[Stored records]
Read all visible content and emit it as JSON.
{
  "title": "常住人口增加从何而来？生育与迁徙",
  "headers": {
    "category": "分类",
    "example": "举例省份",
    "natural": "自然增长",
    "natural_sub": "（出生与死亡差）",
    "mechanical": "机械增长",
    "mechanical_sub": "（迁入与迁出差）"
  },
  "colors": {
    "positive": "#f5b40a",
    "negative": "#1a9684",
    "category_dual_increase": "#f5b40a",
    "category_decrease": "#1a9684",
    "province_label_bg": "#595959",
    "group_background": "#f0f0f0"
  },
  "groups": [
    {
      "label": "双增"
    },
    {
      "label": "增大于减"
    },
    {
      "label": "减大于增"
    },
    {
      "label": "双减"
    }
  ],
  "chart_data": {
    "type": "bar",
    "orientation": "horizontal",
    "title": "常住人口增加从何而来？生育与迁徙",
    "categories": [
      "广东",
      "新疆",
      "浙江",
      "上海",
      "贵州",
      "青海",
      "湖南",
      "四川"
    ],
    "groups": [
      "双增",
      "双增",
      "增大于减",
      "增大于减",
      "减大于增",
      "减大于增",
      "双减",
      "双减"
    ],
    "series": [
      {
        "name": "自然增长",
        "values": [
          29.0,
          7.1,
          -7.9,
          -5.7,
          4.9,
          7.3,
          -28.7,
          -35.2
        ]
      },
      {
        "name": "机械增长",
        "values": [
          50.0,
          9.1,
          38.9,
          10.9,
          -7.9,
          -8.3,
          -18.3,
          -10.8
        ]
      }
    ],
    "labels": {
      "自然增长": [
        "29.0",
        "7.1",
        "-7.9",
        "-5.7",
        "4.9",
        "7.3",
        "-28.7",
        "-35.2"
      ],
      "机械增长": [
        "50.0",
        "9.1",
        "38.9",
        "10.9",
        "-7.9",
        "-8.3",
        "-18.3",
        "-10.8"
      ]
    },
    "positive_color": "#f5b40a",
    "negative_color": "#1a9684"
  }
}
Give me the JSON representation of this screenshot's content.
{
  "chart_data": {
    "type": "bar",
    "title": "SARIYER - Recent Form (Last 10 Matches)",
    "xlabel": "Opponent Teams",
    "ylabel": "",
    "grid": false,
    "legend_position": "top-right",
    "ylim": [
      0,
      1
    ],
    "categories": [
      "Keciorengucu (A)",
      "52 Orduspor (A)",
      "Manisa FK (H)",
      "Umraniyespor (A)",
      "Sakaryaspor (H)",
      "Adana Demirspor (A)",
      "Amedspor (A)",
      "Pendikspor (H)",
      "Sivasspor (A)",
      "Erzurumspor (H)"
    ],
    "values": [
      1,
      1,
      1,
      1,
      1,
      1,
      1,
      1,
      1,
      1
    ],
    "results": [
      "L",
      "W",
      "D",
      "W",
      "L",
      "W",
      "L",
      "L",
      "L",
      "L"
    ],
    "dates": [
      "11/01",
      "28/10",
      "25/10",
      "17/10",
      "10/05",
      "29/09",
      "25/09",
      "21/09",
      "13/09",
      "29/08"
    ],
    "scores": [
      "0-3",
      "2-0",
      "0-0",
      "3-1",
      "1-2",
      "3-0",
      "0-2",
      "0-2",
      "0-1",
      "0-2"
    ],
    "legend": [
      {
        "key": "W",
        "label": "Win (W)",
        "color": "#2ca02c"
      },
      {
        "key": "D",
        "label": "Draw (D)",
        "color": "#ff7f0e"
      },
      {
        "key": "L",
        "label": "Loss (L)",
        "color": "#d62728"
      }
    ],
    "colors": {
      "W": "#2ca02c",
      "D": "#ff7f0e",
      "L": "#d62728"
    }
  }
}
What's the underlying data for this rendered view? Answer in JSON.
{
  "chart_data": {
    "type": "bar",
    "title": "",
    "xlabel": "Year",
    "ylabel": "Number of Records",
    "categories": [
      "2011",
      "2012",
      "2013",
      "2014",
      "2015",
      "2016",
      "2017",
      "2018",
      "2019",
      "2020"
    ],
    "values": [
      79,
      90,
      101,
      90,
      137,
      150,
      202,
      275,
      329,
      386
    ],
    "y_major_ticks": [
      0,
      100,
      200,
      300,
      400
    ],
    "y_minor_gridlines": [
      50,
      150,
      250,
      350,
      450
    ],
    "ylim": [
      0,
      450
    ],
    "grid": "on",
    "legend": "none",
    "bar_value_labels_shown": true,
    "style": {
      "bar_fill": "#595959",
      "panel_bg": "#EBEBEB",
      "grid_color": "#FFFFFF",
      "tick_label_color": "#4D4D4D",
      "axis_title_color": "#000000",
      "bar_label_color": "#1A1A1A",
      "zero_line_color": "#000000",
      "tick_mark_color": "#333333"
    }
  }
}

REQUEST
Using the listing above, show each line holding the string "content".

RESULT OF THIS TASK
Read all visible content and emit it as JSON.
Give me the JSON representation of this screenshot's content.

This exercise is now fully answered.